• _Figure record listings_:
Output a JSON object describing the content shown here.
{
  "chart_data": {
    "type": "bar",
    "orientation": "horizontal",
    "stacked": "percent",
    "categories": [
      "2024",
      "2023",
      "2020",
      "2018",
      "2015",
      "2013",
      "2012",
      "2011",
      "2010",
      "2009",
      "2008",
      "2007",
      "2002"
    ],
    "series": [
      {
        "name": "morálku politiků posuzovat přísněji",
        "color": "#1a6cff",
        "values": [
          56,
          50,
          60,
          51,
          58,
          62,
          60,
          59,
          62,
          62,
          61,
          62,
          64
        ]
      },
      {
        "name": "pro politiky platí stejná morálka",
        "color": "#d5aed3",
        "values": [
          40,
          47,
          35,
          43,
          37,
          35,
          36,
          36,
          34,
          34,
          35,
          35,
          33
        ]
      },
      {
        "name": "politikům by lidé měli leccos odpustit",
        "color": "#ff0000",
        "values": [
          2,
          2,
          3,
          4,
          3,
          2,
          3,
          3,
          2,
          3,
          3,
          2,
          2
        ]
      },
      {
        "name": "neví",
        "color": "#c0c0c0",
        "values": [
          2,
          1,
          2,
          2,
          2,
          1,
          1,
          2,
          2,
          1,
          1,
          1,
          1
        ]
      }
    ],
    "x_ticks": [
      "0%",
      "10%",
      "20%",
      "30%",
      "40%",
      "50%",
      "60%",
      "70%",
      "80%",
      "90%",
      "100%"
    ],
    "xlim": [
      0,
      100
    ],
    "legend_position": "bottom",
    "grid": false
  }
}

• _WHAT THIS TASK INVOLVES_:
Go through the entries above and copy every line containing "name".

• _RESULT OF THIS EXERCISE_:
        "name": "morálku politiků posuzovat přísněji",
        "name": "pro politiky platí stejná morálka",
        "name": "politikům by lidé měli leccos odpustit",
        "name": "neví",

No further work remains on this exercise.